INPUT FOR THIS TASK:
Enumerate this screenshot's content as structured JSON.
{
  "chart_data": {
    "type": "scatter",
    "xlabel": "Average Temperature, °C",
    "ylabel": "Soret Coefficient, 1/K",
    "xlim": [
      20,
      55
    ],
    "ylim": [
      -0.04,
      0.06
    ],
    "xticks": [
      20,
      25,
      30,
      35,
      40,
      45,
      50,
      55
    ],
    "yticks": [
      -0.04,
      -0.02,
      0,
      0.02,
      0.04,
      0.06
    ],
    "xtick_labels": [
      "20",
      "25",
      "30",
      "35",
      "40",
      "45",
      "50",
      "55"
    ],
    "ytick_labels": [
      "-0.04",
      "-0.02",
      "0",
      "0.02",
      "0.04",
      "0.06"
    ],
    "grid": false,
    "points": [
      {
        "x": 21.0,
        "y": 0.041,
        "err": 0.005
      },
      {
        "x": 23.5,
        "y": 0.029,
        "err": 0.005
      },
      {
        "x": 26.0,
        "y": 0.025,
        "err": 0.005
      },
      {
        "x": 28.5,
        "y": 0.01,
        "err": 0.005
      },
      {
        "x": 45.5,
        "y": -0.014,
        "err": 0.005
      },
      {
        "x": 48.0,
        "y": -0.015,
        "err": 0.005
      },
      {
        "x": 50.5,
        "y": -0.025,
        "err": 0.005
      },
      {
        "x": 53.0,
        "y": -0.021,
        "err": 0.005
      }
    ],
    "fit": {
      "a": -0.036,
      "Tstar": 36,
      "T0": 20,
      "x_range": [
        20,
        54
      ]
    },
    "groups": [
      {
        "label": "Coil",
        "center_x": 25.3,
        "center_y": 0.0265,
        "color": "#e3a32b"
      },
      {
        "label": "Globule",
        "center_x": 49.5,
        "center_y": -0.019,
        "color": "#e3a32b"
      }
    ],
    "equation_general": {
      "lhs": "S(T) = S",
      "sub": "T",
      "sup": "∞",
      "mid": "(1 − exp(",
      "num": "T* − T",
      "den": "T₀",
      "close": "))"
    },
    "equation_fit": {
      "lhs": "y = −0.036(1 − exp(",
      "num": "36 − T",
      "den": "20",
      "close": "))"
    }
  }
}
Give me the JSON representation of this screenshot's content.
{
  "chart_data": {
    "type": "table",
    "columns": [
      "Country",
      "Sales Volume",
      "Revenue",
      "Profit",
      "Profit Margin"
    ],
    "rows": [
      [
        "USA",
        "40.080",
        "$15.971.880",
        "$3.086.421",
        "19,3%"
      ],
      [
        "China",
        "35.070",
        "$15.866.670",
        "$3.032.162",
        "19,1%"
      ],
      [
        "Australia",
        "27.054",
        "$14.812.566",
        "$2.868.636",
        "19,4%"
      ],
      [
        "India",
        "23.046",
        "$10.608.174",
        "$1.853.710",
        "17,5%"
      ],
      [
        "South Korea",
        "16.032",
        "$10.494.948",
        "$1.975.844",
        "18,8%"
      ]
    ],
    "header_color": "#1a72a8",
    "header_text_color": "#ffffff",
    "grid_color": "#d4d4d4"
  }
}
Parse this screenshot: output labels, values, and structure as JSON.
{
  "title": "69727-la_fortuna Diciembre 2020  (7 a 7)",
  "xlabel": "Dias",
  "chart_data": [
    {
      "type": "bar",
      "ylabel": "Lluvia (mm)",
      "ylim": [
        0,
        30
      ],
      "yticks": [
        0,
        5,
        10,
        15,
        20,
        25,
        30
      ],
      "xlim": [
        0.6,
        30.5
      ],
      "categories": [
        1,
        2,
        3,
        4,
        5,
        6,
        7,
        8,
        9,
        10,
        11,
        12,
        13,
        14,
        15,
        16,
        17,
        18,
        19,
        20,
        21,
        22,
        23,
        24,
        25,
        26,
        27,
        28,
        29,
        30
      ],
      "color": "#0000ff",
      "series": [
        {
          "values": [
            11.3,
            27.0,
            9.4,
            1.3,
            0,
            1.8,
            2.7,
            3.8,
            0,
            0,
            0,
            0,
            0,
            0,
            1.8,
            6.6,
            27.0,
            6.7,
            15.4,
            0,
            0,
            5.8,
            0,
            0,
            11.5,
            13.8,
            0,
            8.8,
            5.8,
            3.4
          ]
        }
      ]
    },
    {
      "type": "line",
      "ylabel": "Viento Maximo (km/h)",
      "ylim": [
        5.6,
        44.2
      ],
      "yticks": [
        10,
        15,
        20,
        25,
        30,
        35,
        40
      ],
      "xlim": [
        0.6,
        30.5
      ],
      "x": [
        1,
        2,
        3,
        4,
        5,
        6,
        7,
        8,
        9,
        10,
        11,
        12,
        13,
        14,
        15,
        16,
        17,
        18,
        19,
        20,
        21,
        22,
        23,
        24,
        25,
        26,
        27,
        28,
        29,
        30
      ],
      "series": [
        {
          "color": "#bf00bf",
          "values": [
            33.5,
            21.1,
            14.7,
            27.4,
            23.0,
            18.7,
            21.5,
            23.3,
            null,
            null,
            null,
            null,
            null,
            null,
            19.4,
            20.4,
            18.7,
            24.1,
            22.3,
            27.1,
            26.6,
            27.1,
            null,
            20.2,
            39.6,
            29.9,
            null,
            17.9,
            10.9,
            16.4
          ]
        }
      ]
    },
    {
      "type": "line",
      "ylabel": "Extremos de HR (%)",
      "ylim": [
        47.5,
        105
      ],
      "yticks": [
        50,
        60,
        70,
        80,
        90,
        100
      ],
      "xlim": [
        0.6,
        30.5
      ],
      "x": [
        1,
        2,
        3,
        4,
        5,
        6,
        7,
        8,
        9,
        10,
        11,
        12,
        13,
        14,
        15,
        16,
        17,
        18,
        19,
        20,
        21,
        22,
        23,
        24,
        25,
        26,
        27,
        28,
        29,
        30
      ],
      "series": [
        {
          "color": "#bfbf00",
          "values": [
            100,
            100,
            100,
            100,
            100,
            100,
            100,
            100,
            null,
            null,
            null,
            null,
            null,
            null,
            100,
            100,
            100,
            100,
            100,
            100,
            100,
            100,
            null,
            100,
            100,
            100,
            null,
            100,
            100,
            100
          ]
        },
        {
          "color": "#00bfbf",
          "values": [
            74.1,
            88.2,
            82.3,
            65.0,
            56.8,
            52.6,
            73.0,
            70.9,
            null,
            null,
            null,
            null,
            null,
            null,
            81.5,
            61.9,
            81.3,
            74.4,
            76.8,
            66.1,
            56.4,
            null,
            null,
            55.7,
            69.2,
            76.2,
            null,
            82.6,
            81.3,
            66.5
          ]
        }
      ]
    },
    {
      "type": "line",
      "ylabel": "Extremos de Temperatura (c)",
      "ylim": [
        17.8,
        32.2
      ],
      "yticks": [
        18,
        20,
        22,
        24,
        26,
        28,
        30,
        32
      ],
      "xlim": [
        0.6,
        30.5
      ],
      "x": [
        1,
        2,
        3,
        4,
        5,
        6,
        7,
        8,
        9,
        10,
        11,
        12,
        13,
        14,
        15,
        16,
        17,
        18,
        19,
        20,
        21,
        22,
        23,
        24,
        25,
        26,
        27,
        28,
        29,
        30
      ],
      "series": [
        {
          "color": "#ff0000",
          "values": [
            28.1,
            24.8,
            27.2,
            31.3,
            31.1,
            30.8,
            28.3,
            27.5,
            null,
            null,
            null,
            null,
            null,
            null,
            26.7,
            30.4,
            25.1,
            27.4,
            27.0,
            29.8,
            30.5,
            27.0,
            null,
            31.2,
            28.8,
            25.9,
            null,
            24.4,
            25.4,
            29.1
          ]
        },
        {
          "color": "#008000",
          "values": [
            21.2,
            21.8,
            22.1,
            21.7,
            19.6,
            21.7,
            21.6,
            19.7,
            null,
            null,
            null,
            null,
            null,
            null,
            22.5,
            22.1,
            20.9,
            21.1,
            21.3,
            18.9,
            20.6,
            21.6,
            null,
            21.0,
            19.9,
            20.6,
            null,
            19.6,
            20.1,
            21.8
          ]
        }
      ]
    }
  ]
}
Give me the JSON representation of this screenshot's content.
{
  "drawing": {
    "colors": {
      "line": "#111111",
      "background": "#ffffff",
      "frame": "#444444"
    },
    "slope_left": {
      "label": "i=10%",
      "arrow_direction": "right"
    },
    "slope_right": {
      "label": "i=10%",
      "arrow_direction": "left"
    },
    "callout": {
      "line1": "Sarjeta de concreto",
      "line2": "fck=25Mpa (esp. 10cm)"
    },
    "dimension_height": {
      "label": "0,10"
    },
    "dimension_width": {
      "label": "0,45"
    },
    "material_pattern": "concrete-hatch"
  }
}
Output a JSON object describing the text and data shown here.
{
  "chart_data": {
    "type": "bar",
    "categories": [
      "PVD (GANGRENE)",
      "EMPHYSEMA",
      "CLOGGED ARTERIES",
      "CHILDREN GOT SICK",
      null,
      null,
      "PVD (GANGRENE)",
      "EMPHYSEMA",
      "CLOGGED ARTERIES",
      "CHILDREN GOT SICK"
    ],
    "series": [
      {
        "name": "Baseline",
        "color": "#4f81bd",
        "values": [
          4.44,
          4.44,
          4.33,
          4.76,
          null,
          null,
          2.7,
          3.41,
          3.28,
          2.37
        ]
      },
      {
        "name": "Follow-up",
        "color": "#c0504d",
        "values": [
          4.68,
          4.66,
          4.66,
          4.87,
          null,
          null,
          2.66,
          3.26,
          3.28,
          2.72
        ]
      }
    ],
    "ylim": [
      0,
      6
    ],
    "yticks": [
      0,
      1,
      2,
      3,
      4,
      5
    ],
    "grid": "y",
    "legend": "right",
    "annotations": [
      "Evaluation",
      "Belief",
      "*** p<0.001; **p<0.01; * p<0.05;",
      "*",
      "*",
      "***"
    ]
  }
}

STATED TASK:
Take every line that includes the string "screenshot" and copy it.

RESPONSE:
Enumerate this screenshot's content as structured JSON.
Give me the JSON representation of this screenshot's content.
Parse this screenshot: output labels, values, and structure as JSON.
Give me the JSON representation of this screenshot's content.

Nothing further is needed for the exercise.